**SHORT TASK:** Write out every line of the material as it stands, apart from the pictures.

**EXTRACTED DATA:**

==================================================

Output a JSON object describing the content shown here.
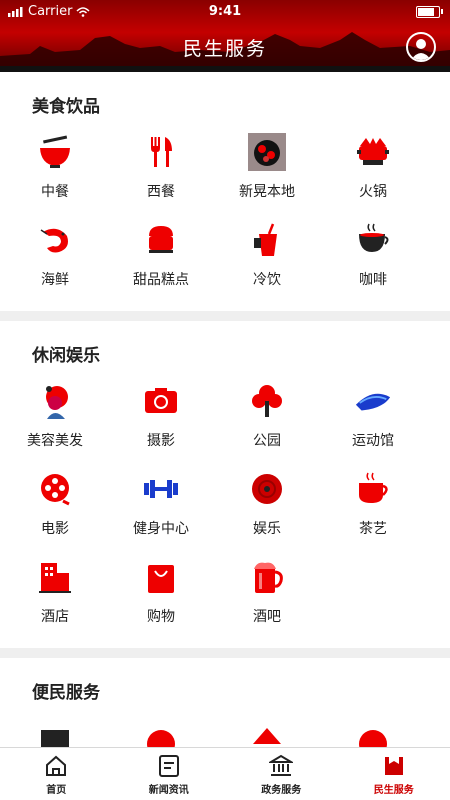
{
  "status": {
    "carrier": "Carrier",
    "time": "9:41"
  },
  "header": {
    "title": "民生服务"
  },
  "sections": [
    {
      "title": "美食饮品",
      "items": [
        {
          "label": "中餐",
          "icon": "bowl-icon"
        },
        {
          "label": "西餐",
          "icon": "fork-knife-icon"
        },
        {
          "label": "新晃本地",
          "icon": "local-food-icon"
        },
        {
          "label": "火锅",
          "icon": "hotpot-icon"
        },
        {
          "label": "海鲜",
          "icon": "shrimp-icon"
        },
        {
          "label": "甜品糕点",
          "icon": "cake-icon"
        },
        {
          "label": "冷饮",
          "icon": "cold-drink-icon"
        },
        {
          "label": "咖啡",
          "icon": "coffee-icon"
        }
      ]
    },
    {
      "title": "休闲娱乐",
      "items": [
        {
          "label": "美容美发",
          "icon": "hair-salon-icon"
        },
        {
          "label": "摄影",
          "icon": "camera-icon"
        },
        {
          "label": "公园",
          "icon": "tree-icon"
        },
        {
          "label": "运动馆",
          "icon": "sports-icon"
        },
        {
          "label": "电影",
          "icon": "film-icon"
        },
        {
          "label": "健身中心",
          "icon": "dumbbell-icon"
        },
        {
          "label": "娱乐",
          "icon": "disc-icon"
        },
        {
          "label": "茶艺",
          "icon": "tea-icon"
        },
        {
          "label": "酒店",
          "icon": "hotel-icon"
        },
        {
          "label": "购物",
          "icon": "shopping-bag-icon"
        },
        {
          "label": "酒吧",
          "icon": "beer-icon"
        }
      ]
    },
    {
      "title": "便民服务",
      "items": [
        {
          "label": "",
          "icon": "service-1-icon"
        },
        {
          "label": "",
          "icon": "service-2-icon"
        },
        {
          "label": "",
          "icon": "service-3-icon"
        },
        {
          "label": "",
          "icon": "service-4-icon"
        }
      ]
    }
  ],
  "tabs": [
    {
      "label": "首页",
      "icon": "home-icon"
    },
    {
      "label": "新闻资讯",
      "icon": "news-icon"
    },
    {
      "label": "政务服务",
      "icon": "government-icon"
    },
    {
      "label": "民生服务",
      "icon": "livelihood-icon",
      "active": true
    }
  ],
  "colors": {
    "accent": "#e00000",
    "dark": "#222222",
    "header": "#b00000"
  }
}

==================================================

**SOLUTION FOR THIS EXERCISE:**
Output a JSON object describing the content shown here.
{
  "status": {
    "carrier": "Carrier",
    "time": "9:41"
  },
  "header": {
    "title": "民生服务"
  },
  "sections": [
    {
      "title": "美食饮品",
      "items": [
        {
          "label": "中餐",
          "icon": "bowl-icon"
        },
        {
          "label": "西餐",
          "icon": "fork-knife-icon"
        },
        {
          "label": "新晃本地",
          "icon": "local-food-icon"
        },
        {
          "label": "火锅",
          "icon": "hotpot-icon"
        },
        {
          "label": "海鲜",
          "icon": "shrimp-icon"
        },
        {
          "label": "甜品糕点",
          "icon": "cake-icon"
        },
        {
          "label": "冷饮",
          "icon": "cold-drink-icon"
        },
        {
          "label": "咖啡",
          "icon": "coffee-icon"
        }
      ]
    },
    {
      "title": "休闲娱乐",
      "items": [
        {
          "label": "美容美发",
          "icon": "hair-salon-icon"
        },
        {
          "label": "摄影",
          "icon": "camera-icon"
        },
        {
          "label": "公园",
          "icon": "tree-icon"
        },
        {
          "label": "运动馆",
          "icon": "sports-icon"
        },
        {
          "label": "电影",
          "icon": "film-icon"
        },
        {
          "label": "健身中心",
          "icon": "dumbbell-icon"
        },
        {
          "label": "娱乐",
          "icon": "disc-icon"
        },
        {
          "label": "茶艺",
          "icon": "tea-icon"
        },
        {
          "label": "酒店",
          "icon": "hotel-icon"
        },
        {
          "label": "购物",
          "icon": "shopping-bag-icon"
        },
        {
          "label": "酒吧",
          "icon": "beer-icon"
        }
      ]
    },
    {
      "title": "便民服务",
      "items": [
        {
          "label": "",
          "icon": "service-1-icon"
        },
        {
          "label": "",
          "icon": "service-2-icon"
        },
        {
          "label": "",
          "icon": "service-3-icon"
        },
        {
          "label": "",
          "icon": "service-4-icon"
        }
      ]
    }
  ],
  "tabs": [
    {
      "label": "首页",
      "icon": "home-icon"
    },
    {
      "label": "新闻资讯",
      "icon": "news-icon"
    },
    {
      "label": "政务服务",
      "icon": "government-icon"
    },
    {
      "label": "民生服务",
      "icon": "livelihood-icon",
      "active": true
    }
  ],
  "colors": {
    "accent": "#e00000",
    "dark": "#222222",
    "header": "#b00000"
  }
}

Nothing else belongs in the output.